* **SHORT EXERCISE**:
Exact repetition is required: output every record in full.

* **Some records**:
• • • • • • •
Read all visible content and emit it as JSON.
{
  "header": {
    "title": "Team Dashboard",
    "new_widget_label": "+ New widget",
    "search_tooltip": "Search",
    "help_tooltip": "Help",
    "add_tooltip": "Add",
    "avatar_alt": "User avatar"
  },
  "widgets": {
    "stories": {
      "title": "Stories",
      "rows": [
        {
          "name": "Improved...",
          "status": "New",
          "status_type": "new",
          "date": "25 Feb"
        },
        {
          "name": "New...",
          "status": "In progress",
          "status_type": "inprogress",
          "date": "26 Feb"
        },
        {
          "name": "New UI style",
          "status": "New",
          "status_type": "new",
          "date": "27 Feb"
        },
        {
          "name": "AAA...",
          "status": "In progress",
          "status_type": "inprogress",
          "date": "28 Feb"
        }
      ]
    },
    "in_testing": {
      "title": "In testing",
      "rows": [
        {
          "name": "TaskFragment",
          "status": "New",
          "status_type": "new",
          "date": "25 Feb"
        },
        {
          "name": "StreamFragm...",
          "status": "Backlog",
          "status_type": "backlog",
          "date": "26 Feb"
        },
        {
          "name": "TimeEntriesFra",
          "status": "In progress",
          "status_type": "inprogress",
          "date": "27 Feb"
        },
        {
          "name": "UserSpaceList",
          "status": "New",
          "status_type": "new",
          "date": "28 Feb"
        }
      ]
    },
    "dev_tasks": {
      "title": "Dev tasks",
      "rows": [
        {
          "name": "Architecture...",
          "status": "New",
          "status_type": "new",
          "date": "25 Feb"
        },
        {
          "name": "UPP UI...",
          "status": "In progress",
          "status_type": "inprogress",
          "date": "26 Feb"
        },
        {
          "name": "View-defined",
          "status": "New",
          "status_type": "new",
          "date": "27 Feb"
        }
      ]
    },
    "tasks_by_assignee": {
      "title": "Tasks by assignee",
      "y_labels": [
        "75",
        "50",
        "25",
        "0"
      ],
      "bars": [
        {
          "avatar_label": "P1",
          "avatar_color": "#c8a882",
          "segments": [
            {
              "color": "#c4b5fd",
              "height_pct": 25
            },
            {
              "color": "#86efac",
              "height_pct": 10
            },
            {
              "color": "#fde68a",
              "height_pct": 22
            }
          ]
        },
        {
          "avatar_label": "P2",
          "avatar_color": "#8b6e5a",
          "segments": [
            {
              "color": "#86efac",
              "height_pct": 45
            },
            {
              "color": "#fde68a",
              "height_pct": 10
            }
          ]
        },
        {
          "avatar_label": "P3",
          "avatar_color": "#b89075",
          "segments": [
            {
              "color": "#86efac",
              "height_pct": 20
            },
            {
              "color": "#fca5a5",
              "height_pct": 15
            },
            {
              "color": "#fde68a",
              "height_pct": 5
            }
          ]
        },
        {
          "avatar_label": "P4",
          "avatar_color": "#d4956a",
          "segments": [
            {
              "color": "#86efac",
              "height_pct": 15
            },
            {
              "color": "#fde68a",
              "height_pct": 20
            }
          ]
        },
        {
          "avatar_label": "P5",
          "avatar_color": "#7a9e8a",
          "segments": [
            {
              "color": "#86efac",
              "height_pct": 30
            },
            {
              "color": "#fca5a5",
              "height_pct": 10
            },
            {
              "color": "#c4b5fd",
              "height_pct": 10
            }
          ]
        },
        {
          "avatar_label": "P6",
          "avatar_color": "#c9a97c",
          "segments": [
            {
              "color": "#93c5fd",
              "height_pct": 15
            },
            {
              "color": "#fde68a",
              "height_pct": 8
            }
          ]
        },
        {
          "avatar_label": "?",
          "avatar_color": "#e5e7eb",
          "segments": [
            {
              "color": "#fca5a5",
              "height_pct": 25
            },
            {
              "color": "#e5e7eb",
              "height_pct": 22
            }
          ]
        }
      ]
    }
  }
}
• • • • • • •
* **CORRECT ANSWER**:
Read all visible content and emit it as JSON.
{
  "header": {
    "title": "Team Dashboard",
    "new_widget_label": "+ New widget",
    "search_tooltip": "Search",
    "help_tooltip": "Help",
    "add_tooltip": "Add",
    "avatar_alt": "User avatar"
  },
  "widgets": {
    "stories": {
      "title": "Stories",
      "rows": [
        {
          "name": "Improved...",
          "status": "New",
          "status_type": "new",
          "date": "25 Feb"
        },
        {
          "name": "New...",
          "status": "In progress",
          "status_type": "inprogress",
          "date": "26 Feb"
        },
        {
          "name": "New UI style",
          "status": "New",
          "status_type": "new",
          "date": "27 Feb"
        },
        {
          "name": "AAA...",
          "status": "In progress",
          "status_type": "inprogress",
          "date": "28 Feb"
        }
      ]
    },
    "in_testing": {
      "title": "In testing",
      "rows": [
        {
          "name": "TaskFragment",
          "status": "New",
          "status_type": "new",
          "date": "25 Feb"
        },
        {
          "name": "StreamFragm...",
          "status": "Backlog",
          "status_type": "backlog",
          "date": "26 Feb"
        },
        {
          "name": "TimeEntriesFra",
          "status": "In progress",
          "status_type": "inprogress",
          "date": "27 Feb"
        },
        {
          "name": "UserSpaceList",
          "status": "New",
          "status_type": "new",
          "date": "28 Feb"
        }
      ]
    },
    "dev_tasks": {
      "title": "Dev tasks",
      "rows": [
        {
          "name": "Architecture...",
          "status": "New",
          "status_type": "new",
          "date": "25 Feb"
        },
        {
          "name": "UPP UI...",
          "status": "In progress",
          "status_type": "inprogress",
          "date": "26 Feb"
        },
        {
          "name": "View-defined",
          "status": "New",
          "status_type": "new",
          "date": "27 Feb"
        }
      ]
    },
    "tasks_by_assignee": {
      "title": "Tasks by assignee",
      "y_labels": [
        "75",
        "50",
        "25",
        "0"
      ],
      "bars": [
        {
          "avatar_label": "P1",
          "avatar_color": "#c8a882",
          "segments": [
            {
              "color": "#c4b5fd",
              "height_pct": 25
            },
            {
              "color": "#86efac",
              "height_pct": 10
            },
            {
              "color": "#fde68a",
              "height_pct": 22
            }
          ]
        },
        {
          "avatar_label": "P2",
          "avatar_color": "#8b6e5a",
          "segments": [
            {
              "color": "#86efac",
              "height_pct": 45
            },
            {
              "color": "#fde68a",
              "height_pct": 10
            }
          ]
        },
        {
          "avatar_label": "P3",
          "avatar_color": "#b89075",
          "segments": [
            {
              "color": "#86efac",
              "height_pct": 20
            },
            {
              "color": "#fca5a5",
              "height_pct": 15
            },
            {
              "color": "#fde68a",
              "height_pct": 5
            }
          ]
        },
        {
          "avatar_label": "P4",
          "avatar_color": "#d4956a",
          "segments": [
            {
              "color": "#86efac",
              "height_pct": 15
            },
            {
              "color": "#fde68a",
              "height_pct": 20
            }
          ]
        },
        {
          "avatar_label": "P5",
          "avatar_color": "#7a9e8a",
          "segments": [
            {
              "color": "#86efac",
              "height_pct": 30
            },
            {
              "color": "#fca5a5",
              "height_pct": 10
            },
            {
              "color": "#c4b5fd",
              "height_pct": 10
            }
          ]
        },
        {
          "avatar_label": "P6",
          "avatar_color": "#c9a97c",
          "segments": [
            {
              "color": "#93c5fd",
              "height_pct": 15
            },
            {
              "color": "#fde68a",
              "height_pct": 8
            }
          ]
        },
        {
          "avatar_label": "?",
          "avatar_color": "#e5e7eb",
          "segments": [
            {
              "color": "#fca5a5",
              "height_pct": 25
            },
            {
              "color": "#e5e7eb",
              "height_pct": 22
            }
          ]
        }
      ]
    }
  }
}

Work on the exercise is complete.